### Required task:
Only the number is wanted: tally the lines below that contain the word "text".

### Data items:
* Start *
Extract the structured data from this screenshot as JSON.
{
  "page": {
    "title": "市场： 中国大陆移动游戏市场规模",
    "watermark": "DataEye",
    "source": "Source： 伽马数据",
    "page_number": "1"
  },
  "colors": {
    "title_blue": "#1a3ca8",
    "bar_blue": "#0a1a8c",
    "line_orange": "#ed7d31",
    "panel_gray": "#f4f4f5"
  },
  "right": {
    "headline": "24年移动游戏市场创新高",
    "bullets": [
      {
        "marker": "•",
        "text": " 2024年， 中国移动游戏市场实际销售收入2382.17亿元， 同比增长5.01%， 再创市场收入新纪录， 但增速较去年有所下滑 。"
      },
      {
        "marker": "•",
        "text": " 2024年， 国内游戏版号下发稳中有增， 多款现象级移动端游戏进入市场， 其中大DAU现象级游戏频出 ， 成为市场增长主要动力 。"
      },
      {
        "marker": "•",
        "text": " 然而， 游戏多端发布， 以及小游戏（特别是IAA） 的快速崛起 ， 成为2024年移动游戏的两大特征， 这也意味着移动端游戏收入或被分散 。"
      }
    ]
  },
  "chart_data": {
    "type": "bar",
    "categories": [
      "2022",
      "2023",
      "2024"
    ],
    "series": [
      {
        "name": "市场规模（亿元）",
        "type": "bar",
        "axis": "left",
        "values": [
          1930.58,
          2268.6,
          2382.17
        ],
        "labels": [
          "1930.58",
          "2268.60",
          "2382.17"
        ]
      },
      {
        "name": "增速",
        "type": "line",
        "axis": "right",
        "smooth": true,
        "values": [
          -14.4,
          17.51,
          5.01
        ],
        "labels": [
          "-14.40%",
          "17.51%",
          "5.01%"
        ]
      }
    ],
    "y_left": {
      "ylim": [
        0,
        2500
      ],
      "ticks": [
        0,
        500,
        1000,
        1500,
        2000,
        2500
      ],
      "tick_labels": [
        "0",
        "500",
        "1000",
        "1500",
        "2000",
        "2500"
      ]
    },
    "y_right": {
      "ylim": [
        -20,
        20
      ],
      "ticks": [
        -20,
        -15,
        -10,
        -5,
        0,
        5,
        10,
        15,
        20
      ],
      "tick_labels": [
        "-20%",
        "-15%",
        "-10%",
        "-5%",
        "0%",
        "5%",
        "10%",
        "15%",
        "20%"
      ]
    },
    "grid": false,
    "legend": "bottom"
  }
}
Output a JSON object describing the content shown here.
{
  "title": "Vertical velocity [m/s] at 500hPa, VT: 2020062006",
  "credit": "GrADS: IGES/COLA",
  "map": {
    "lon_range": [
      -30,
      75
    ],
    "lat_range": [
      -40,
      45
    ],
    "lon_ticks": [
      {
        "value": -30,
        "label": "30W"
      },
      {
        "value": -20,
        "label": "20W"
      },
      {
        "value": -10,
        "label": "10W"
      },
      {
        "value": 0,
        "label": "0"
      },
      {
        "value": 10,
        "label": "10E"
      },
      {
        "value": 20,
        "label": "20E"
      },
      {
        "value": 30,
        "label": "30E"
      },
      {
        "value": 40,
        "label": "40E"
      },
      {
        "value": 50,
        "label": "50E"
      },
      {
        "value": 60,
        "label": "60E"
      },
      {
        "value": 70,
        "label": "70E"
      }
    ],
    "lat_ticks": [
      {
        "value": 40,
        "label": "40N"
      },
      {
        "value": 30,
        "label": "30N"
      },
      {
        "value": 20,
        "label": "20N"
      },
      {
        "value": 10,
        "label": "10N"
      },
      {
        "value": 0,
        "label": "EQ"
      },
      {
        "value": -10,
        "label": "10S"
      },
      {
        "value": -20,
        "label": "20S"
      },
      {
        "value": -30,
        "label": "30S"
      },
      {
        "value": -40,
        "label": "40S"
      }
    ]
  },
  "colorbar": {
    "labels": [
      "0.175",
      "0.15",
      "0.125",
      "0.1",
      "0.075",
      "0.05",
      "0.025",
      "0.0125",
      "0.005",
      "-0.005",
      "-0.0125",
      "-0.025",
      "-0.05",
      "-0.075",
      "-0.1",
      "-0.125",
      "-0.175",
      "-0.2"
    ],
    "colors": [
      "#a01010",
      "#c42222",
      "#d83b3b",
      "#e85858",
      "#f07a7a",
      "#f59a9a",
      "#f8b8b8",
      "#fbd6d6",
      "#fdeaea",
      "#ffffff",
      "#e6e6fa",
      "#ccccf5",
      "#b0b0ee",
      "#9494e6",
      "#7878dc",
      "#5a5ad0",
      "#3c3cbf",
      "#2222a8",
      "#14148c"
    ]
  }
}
* End *
### Result below:
3